WHAT NEEDS TO BE DONE :: Leave out any pictures and transcribe all other data below exactly.

LISTING ::
>>
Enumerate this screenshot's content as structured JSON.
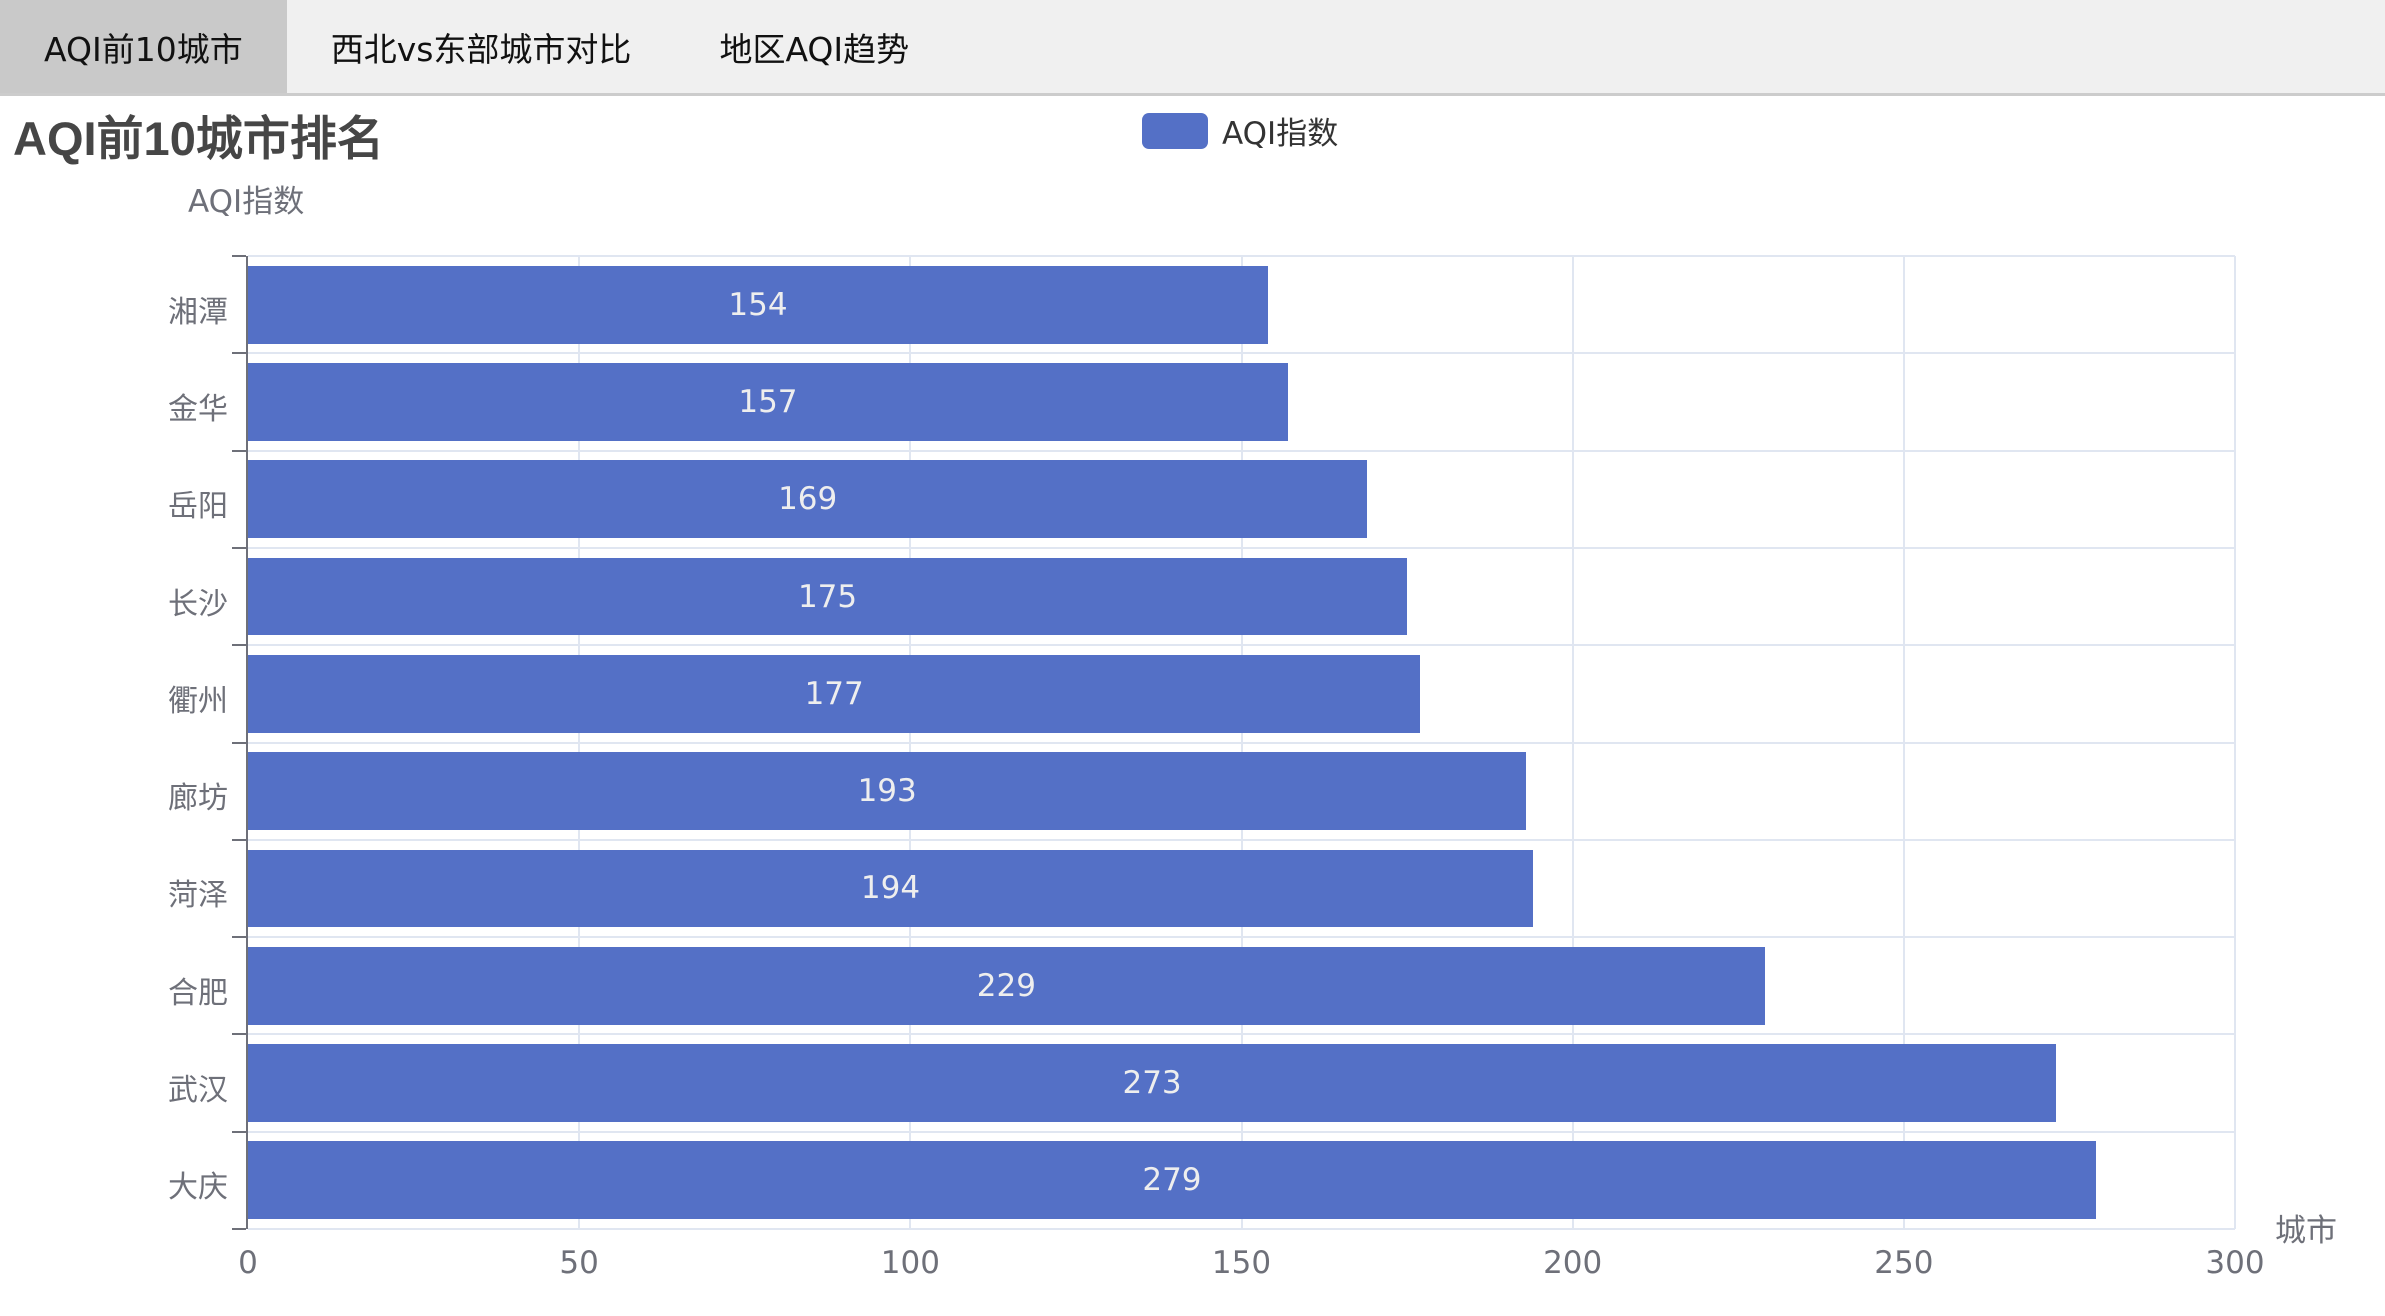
{
  "tabs": [
    {
      "label": "AQI前10城市",
      "active": true
    },
    {
      "label": "西北vs东部城市对比",
      "active": false
    },
    {
      "label": "地区AQI趋势",
      "active": false
    }
  ],
  "colors": {
    "bar": "#5470c6",
    "grid": "#e0e6f1",
    "axis": "#6e7079",
    "tab_active": "#c9c9c9",
    "tab_bar": "#f0f0f0"
  },
  "chart_data": {
    "type": "bar",
    "orientation": "horizontal",
    "title": "AQI前10城市排名",
    "legend": [
      "AQI指数"
    ],
    "legend_position": "top-center",
    "ylabel": "AQI指数",
    "xlabel": "城市",
    "categories": [
      "大庆",
      "武汉",
      "合肥",
      "菏泽",
      "廊坊",
      "衢州",
      "长沙",
      "岳阳",
      "金华",
      "湘潭"
    ],
    "series": [
      {
        "name": "AQI指数",
        "values": [
          279,
          273,
          229,
          194,
          193,
          177,
          175,
          169,
          157,
          154
        ]
      }
    ],
    "xlim": [
      0,
      300
    ],
    "x_ticks": [
      "0",
      "50",
      "100",
      "150",
      "200",
      "250",
      "300"
    ],
    "grid": true,
    "data_labels": true
  }
}
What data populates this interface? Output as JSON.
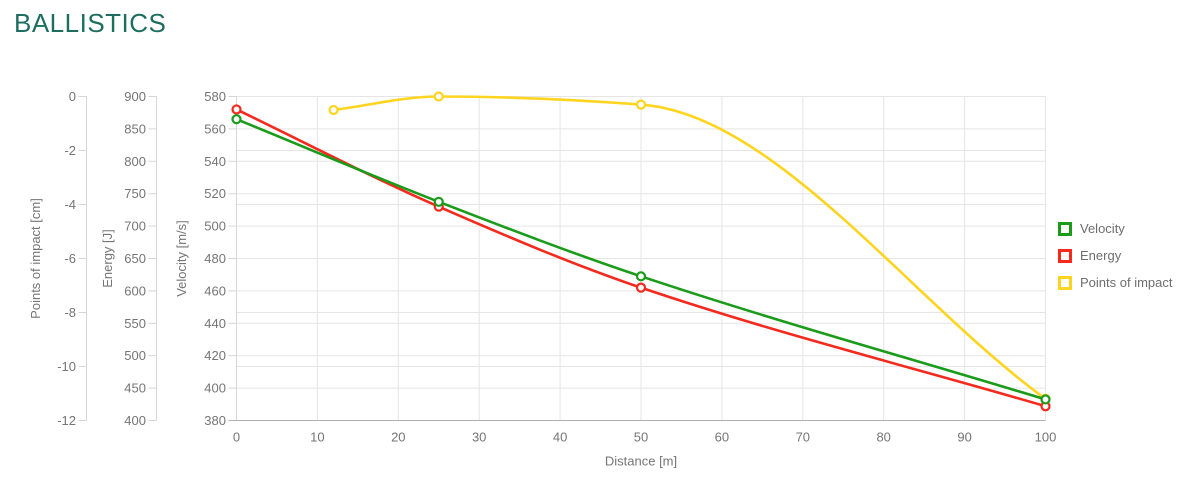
{
  "page": {
    "title": "BALLISTICS",
    "title_color": "#1e6e60"
  },
  "chart_data": {
    "type": "line",
    "title": "BALLISTICS",
    "xlabel": "Distance [m]",
    "xlim": [
      0,
      100
    ],
    "x_ticks": [
      "0",
      "10",
      "20",
      "30",
      "40",
      "50",
      "60",
      "70",
      "80",
      "90",
      "100"
    ],
    "grid": true,
    "legend_position": "right",
    "legend": [
      "Velocity",
      "Energy",
      "Points of impact"
    ],
    "y_axes": [
      {
        "id": "poi",
        "label": "Points of impact [cm]",
        "max": 0,
        "min": -12,
        "ticks": [
          "0",
          "-2",
          "-4",
          "-6",
          "-8",
          "-10",
          "-12"
        ]
      },
      {
        "id": "energy",
        "label": "Energy [J]",
        "max": 900,
        "min": 400,
        "ticks": [
          "900",
          "850",
          "800",
          "750",
          "700",
          "650",
          "600",
          "550",
          "500",
          "450",
          "400"
        ]
      },
      {
        "id": "velocity",
        "label": "Velocity [m/s]",
        "max": 580,
        "min": 380,
        "ticks": [
          "580",
          "560",
          "540",
          "520",
          "500",
          "480",
          "460",
          "440",
          "420",
          "400",
          "380"
        ]
      }
    ],
    "series": [
      {
        "name": "Velocity",
        "axis": "velocity",
        "color": "#1a9b1a",
        "x": [
          0,
          25,
          50,
          100
        ],
        "y": [
          566,
          515,
          469,
          393
        ]
      },
      {
        "name": "Energy",
        "axis": "energy",
        "color": "#f32a1d",
        "x": [
          0,
          25,
          50,
          100
        ],
        "y": [
          880,
          730,
          605,
          422
        ]
      },
      {
        "name": "Points of impact",
        "axis": "poi",
        "color": "#ffd41f",
        "x": [
          12,
          25,
          50,
          100
        ],
        "y": [
          -0.5,
          0,
          -0.3,
          -11.2
        ]
      }
    ],
    "colors": {
      "gridline": "#e5e5e5",
      "axis_border": "#d6d6d6",
      "x_axis_line": "#b0b0b0",
      "tick_text": "#757575"
    }
  }
}
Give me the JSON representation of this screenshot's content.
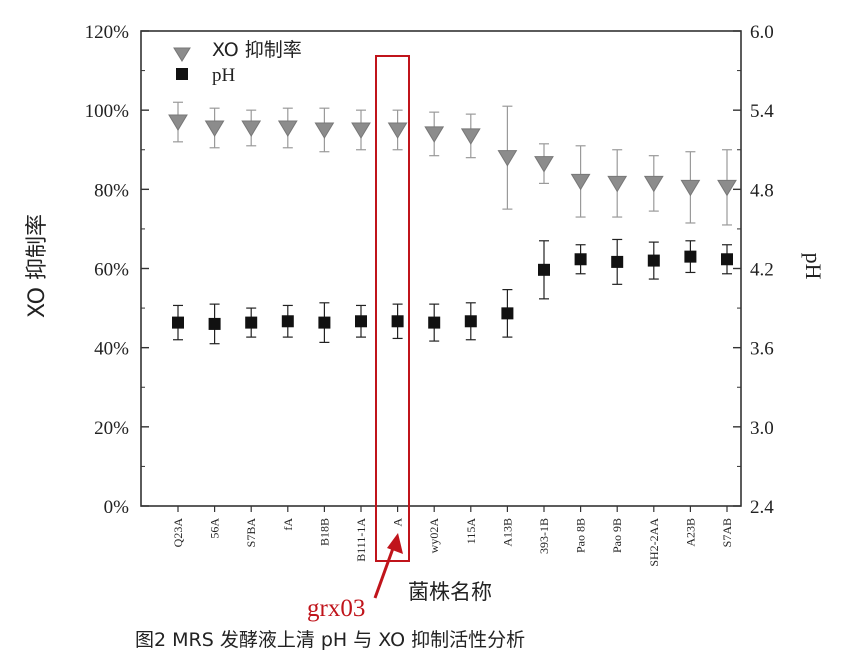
{
  "chart_data": {
    "type": "scatter",
    "categories": [
      "Q23A",
      "56A",
      "S7BA",
      "fA",
      "B18B",
      "B111-1A",
      "A",
      "wy02A",
      "115A",
      "A13B",
      "393-1B",
      "Pao 8B",
      "Pao 9B",
      "SH2-2AA",
      "A23B",
      "S7AB"
    ],
    "xlabel": "菌株名称",
    "ylabel_left": "XO 抑制率",
    "ylabel_right": "pH",
    "ylim_left": [
      0,
      120
    ],
    "ylim_right": [
      2.4,
      6.0
    ],
    "yticks_left": [
      "0%",
      "20%",
      "40%",
      "60%",
      "80%",
      "100%",
      "120%"
    ],
    "yticks_right": [
      "2.4",
      "3.0",
      "3.6",
      "4.2",
      "4.8",
      "5.4",
      "6.0"
    ],
    "legend_position": "top-left",
    "series": [
      {
        "name": "XO 抑制率",
        "axis": "left",
        "marker": "triangle-down",
        "color": "#8c8c8c",
        "values": [
          97,
          95.5,
          95.5,
          95.5,
          95,
          95,
          95,
          94,
          93.5,
          88,
          86.5,
          82,
          81.5,
          81.5,
          80.5,
          80.5
        ],
        "errors": [
          5,
          5,
          4.5,
          5,
          5.5,
          5,
          5,
          5.5,
          5.5,
          13,
          5,
          9,
          8.5,
          7,
          9,
          9.5
        ]
      },
      {
        "name": "pH",
        "axis": "right",
        "marker": "square",
        "color": "#111111",
        "values": [
          3.79,
          3.78,
          3.79,
          3.8,
          3.79,
          3.8,
          3.8,
          3.79,
          3.8,
          3.86,
          4.19,
          4.27,
          4.25,
          4.26,
          4.29,
          4.27
        ],
        "errors": [
          0.13,
          0.15,
          0.11,
          0.12,
          0.15,
          0.12,
          0.13,
          0.14,
          0.14,
          0.18,
          0.22,
          0.11,
          0.17,
          0.14,
          0.12,
          0.11
        ]
      }
    ]
  },
  "annotation": {
    "label": "grx03",
    "color": "#c0141b"
  },
  "caption": "图2 MRS 发酵液上清 pH 与 XO 抑制活性分析"
}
<<
EXPECTED OUTPUT ::
Enumerate this screenshot's content as structured JSON.
{
  "tabs": [
    {
      "label": "AQI前10城市",
      "active": true
    },
    {
      "label": "西北vs东部城市对比",
      "active": false
    },
    {
      "label": "地区AQI趋势",
      "active": false
    }
  ],
  "colors": {
    "bar": "#5470c6",
    "grid": "#e0e6f1",
    "axis": "#6e7079",
    "tab_active": "#c9c9c9",
    "tab_bar": "#f0f0f0"
  },
  "chart_data": {
    "type": "bar",
    "orientation": "horizontal",
    "title": "AQI前10城市排名",
    "legend": [
      "AQI指数"
    ],
    "legend_position": "top-center",
    "ylabel": "AQI指数",
    "xlabel": "城市",
    "categories": [
      "大庆",
      "武汉",
      "合肥",
      "菏泽",
      "廊坊",
      "衢州",
      "长沙",
      "岳阳",
      "金华",
      "湘潭"
    ],
    "series": [
      {
        "name": "AQI指数",
        "values": [
          279,
          273,
          229,
          194,
          193,
          177,
          175,
          169,
          157,
          154
        ]
      }
    ],
    "xlim": [
      0,
      300
    ],
    "x_ticks": [
      "0",
      "50",
      "100",
      "150",
      "200",
      "250",
      "300"
    ],
    "grid": true,
    "data_labels": true
  }
}
What data populates this interface? Output as JSON.
{
  "page": {
    "title": "BALLISTICS",
    "title_color": "#1e6e60"
  },
  "chart_data": {
    "type": "line",
    "title": "BALLISTICS",
    "xlabel": "Distance [m]",
    "xlim": [
      0,
      100
    ],
    "x_ticks": [
      "0",
      "10",
      "20",
      "30",
      "40",
      "50",
      "60",
      "70",
      "80",
      "90",
      "100"
    ],
    "grid": true,
    "legend_position": "right",
    "legend": [
      "Velocity",
      "Energy",
      "Points of impact"
    ],
    "y_axes": [
      {
        "id": "poi",
        "label": "Points of impact [cm]",
        "max": 0,
        "min": -12,
        "ticks": [
          "0",
          "-2",
          "-4",
          "-6",
          "-8",
          "-10",
          "-12"
        ]
      },
      {
        "id": "energy",
        "label": "Energy [J]",
        "max": 900,
        "min": 400,
        "ticks": [
          "900",
          "850",
          "800",
          "750",
          "700",
          "650",
          "600",
          "550",
          "500",
          "450",
          "400"
        ]
      },
      {
        "id": "velocity",
        "label": "Velocity [m/s]",
        "max": 580,
        "min": 380,
        "ticks": [
          "580",
          "560",
          "540",
          "520",
          "500",
          "480",
          "460",
          "440",
          "420",
          "400",
          "380"
        ]
      }
    ],
    "series": [
      {
        "name": "Velocity",
        "axis": "velocity",
        "color": "#1a9b1a",
        "x": [
          0,
          25,
          50,
          100
        ],
        "y": [
          566,
          515,
          469,
          393
        ]
      },
      {
        "name": "Energy",
        "axis": "energy",
        "color": "#f32a1d",
        "x": [
          0,
          25,
          50,
          100
        ],
        "y": [
          880,
          730,
          605,
          422
        ]
      },
      {
        "name": "Points of impact",
        "axis": "poi",
        "color": "#ffd41f",
        "x": [
          12,
          25,
          50,
          100
        ],
        "y": [
          -0.5,
          0,
          -0.3,
          -11.2
        ]
      }
    ],
    "colors": {
      "gridline": "#e5e5e5",
      "axis_border": "#d6d6d6",
      "x_axis_line": "#b0b0b0",
      "tick_text": "#757575"
    }
  }
}
Give me the JSON representation of this screenshot's content.
{
  "chart_data": {
    "type": "scatter",
    "categories": [
      "Q23A",
      "56A",
      "S7BA",
      "fA",
      "B18B",
      "B111-1A",
      "A",
      "wy02A",
      "115A",
      "A13B",
      "393-1B",
      "Pao 8B",
      "Pao 9B",
      "SH2-2AA",
      "A23B",
      "S7AB"
    ],
    "xlabel": "菌株名称",
    "ylabel_left": "XO 抑制率",
    "ylabel_right": "pH",
    "ylim_left": [
      0,
      120
    ],
    "ylim_right": [
      2.4,
      6.0
    ],
    "yticks_left": [
      "0%",
      "20%",
      "40%",
      "60%",
      "80%",
      "100%",
      "120%"
    ],
    "yticks_right": [
      "2.4",
      "3.0",
      "3.6",
      "4.2",
      "4.8",
      "5.4",
      "6.0"
    ],
    "legend_position": "top-left",
    "series": [
      {
        "name": "XO 抑制率",
        "axis": "left",
        "marker": "triangle-down",
        "color": "#8c8c8c",
        "values": [
          97,
          95.5,
          95.5,
          95.5,
          95,
          95,
          95,
          94,
          93.5,
          88,
          86.5,
          82,
          81.5,
          81.5,
          80.5,
          80.5
        ],
        "errors": [
          5,
          5,
          4.5,
          5,
          5.5,
          5,
          5,
          5.5,
          5.5,
          13,
          5,
          9,
          8.5,
          7,
          9,
          9.5
        ]
      },
      {
        "name": "pH",
        "axis": "right",
        "marker": "square",
        "color": "#111111",
        "values": [
          3.79,
          3.78,
          3.79,
          3.8,
          3.79,
          3.8,
          3.8,
          3.79,
          3.8,
          3.86,
          4.19,
          4.27,
          4.25,
          4.26,
          4.29,
          4.27
        ],
        "errors": [
          0.13,
          0.15,
          0.11,
          0.12,
          0.15,
          0.12,
          0.13,
          0.14,
          0.14,
          0.18,
          0.22,
          0.11,
          0.17,
          0.14,
          0.12,
          0.11
        ]
      }
    ]
  },
  "annotation": {
    "label": "grx03",
    "color": "#c0141b"
  },
  "caption": "图2 MRS 发酵液上清 pH 与 XO 抑制活性分析"
}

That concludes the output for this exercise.